→ **Assignment**:
Transcription should be exact. Include all entries.

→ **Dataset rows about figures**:
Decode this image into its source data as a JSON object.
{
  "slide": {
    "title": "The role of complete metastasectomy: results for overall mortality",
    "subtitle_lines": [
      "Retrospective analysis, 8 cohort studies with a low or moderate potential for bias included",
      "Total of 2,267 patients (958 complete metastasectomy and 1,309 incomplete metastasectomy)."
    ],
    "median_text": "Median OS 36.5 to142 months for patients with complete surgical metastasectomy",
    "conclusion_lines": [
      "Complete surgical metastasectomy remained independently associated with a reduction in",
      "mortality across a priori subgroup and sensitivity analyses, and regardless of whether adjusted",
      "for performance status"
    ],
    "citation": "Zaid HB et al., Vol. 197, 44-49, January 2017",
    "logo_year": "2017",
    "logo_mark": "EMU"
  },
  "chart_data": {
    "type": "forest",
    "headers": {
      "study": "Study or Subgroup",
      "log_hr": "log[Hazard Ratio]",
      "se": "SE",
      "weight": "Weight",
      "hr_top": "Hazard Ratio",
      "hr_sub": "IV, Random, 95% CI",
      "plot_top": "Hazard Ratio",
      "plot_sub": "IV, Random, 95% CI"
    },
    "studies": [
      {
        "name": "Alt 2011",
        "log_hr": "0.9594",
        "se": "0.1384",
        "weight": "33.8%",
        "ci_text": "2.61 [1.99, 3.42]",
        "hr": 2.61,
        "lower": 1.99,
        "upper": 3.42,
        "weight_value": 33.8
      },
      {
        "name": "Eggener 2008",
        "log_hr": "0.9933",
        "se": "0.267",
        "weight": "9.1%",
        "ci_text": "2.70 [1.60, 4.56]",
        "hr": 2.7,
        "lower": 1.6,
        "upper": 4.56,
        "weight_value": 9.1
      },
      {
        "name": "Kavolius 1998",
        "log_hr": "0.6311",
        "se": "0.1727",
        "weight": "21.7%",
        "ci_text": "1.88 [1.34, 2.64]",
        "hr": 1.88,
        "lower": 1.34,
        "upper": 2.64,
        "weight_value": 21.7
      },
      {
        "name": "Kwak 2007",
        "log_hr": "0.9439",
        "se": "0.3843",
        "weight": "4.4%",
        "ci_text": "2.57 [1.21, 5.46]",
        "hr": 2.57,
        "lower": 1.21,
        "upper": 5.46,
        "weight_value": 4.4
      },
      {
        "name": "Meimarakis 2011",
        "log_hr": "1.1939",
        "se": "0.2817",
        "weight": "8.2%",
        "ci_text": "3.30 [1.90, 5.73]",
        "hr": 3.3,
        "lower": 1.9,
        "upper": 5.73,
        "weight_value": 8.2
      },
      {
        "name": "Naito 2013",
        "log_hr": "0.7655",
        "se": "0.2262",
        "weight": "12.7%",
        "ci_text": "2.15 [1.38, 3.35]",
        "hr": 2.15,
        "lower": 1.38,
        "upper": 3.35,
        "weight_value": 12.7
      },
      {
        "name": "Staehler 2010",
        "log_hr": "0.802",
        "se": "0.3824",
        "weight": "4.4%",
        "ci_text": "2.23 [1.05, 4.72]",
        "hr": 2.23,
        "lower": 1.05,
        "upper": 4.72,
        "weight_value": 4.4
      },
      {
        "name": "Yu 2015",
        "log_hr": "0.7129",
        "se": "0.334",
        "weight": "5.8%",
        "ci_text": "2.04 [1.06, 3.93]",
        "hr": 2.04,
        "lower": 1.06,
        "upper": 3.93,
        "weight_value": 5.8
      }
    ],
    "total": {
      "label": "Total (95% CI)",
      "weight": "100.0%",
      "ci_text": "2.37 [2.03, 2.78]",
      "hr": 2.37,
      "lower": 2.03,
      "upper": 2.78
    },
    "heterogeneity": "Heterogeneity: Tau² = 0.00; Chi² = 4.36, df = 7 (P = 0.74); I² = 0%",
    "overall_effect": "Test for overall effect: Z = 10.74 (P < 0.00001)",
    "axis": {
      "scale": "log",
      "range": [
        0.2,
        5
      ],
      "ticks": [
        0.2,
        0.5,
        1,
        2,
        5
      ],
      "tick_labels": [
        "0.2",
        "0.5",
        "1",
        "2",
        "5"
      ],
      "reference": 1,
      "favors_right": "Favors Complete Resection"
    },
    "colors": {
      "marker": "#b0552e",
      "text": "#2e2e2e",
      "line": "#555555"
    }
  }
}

→ **Expected answer**:
Decode this image into its source data as a JSON object.
{
  "slide": {
    "title": "The role of complete metastasectomy: results for overall mortality",
    "subtitle_lines": [
      "Retrospective analysis, 8 cohort studies with a low or moderate potential for bias included",
      "Total of 2,267 patients (958 complete metastasectomy and 1,309 incomplete metastasectomy)."
    ],
    "median_text": "Median OS 36.5 to142 months for patients with complete surgical metastasectomy",
    "conclusion_lines": [
      "Complete surgical metastasectomy remained independently associated with a reduction in",
      "mortality across a priori subgroup and sensitivity analyses, and regardless of whether adjusted",
      "for performance status"
    ],
    "citation": "Zaid HB et al., Vol. 197, 44-49, January 2017",
    "logo_year": "2017",
    "logo_mark": "EMU"
  },
  "chart_data": {
    "type": "forest",
    "headers": {
      "study": "Study or Subgroup",
      "log_hr": "log[Hazard Ratio]",
      "se": "SE",
      "weight": "Weight",
      "hr_top": "Hazard Ratio",
      "hr_sub": "IV, Random, 95% CI",
      "plot_top": "Hazard Ratio",
      "plot_sub": "IV, Random, 95% CI"
    },
    "studies": [
      {
        "name": "Alt 2011",
        "log_hr": "0.9594",
        "se": "0.1384",
        "weight": "33.8%",
        "ci_text": "2.61 [1.99, 3.42]",
        "hr": 2.61,
        "lower": 1.99,
        "upper": 3.42,
        "weight_value": 33.8
      },
      {
        "name": "Eggener 2008",
        "log_hr": "0.9933",
        "se": "0.267",
        "weight": "9.1%",
        "ci_text": "2.70 [1.60, 4.56]",
        "hr": 2.7,
        "lower": 1.6,
        "upper": 4.56,
        "weight_value": 9.1
      },
      {
        "name": "Kavolius 1998",
        "log_hr": "0.6311",
        "se": "0.1727",
        "weight": "21.7%",
        "ci_text": "1.88 [1.34, 2.64]",
        "hr": 1.88,
        "lower": 1.34,
        "upper": 2.64,
        "weight_value": 21.7
      },
      {
        "name": "Kwak 2007",
        "log_hr": "0.9439",
        "se": "0.3843",
        "weight": "4.4%",
        "ci_text": "2.57 [1.21, 5.46]",
        "hr": 2.57,
        "lower": 1.21,
        "upper": 5.46,
        "weight_value": 4.4
      },
      {
        "name": "Meimarakis 2011",
        "log_hr": "1.1939",
        "se": "0.2817",
        "weight": "8.2%",
        "ci_text": "3.30 [1.90, 5.73]",
        "hr": 3.3,
        "lower": 1.9,
        "upper": 5.73,
        "weight_value": 8.2
      },
      {
        "name": "Naito 2013",
        "log_hr": "0.7655",
        "se": "0.2262",
        "weight": "12.7%",
        "ci_text": "2.15 [1.38, 3.35]",
        "hr": 2.15,
        "lower": 1.38,
        "upper": 3.35,
        "weight_value": 12.7
      },
      {
        "name": "Staehler 2010",
        "log_hr": "0.802",
        "se": "0.3824",
        "weight": "4.4%",
        "ci_text": "2.23 [1.05, 4.72]",
        "hr": 2.23,
        "lower": 1.05,
        "upper": 4.72,
        "weight_value": 4.4
      },
      {
        "name": "Yu 2015",
        "log_hr": "0.7129",
        "se": "0.334",
        "weight": "5.8%",
        "ci_text": "2.04 [1.06, 3.93]",
        "hr": 2.04,
        "lower": 1.06,
        "upper": 3.93,
        "weight_value": 5.8
      }
    ],
    "total": {
      "label": "Total (95% CI)",
      "weight": "100.0%",
      "ci_text": "2.37 [2.03, 2.78]",
      "hr": 2.37,
      "lower": 2.03,
      "upper": 2.78
    },
    "heterogeneity": "Heterogeneity: Tau² = 0.00; Chi² = 4.36, df = 7 (P = 0.74); I² = 0%",
    "overall_effect": "Test for overall effect: Z = 10.74 (P < 0.00001)",
    "axis": {
      "scale": "log",
      "range": [
        0.2,
        5
      ],
      "ticks": [
        0.2,
        0.5,
        1,
        2,
        5
      ],
      "tick_labels": [
        "0.2",
        "0.5",
        "1",
        "2",
        "5"
      ],
      "reference": 1,
      "favors_right": "Favors Complete Resection"
    },
    "colors": {
      "marker": "#b0552e",
      "text": "#2e2e2e",
      "line": "#555555"
    }
  }
}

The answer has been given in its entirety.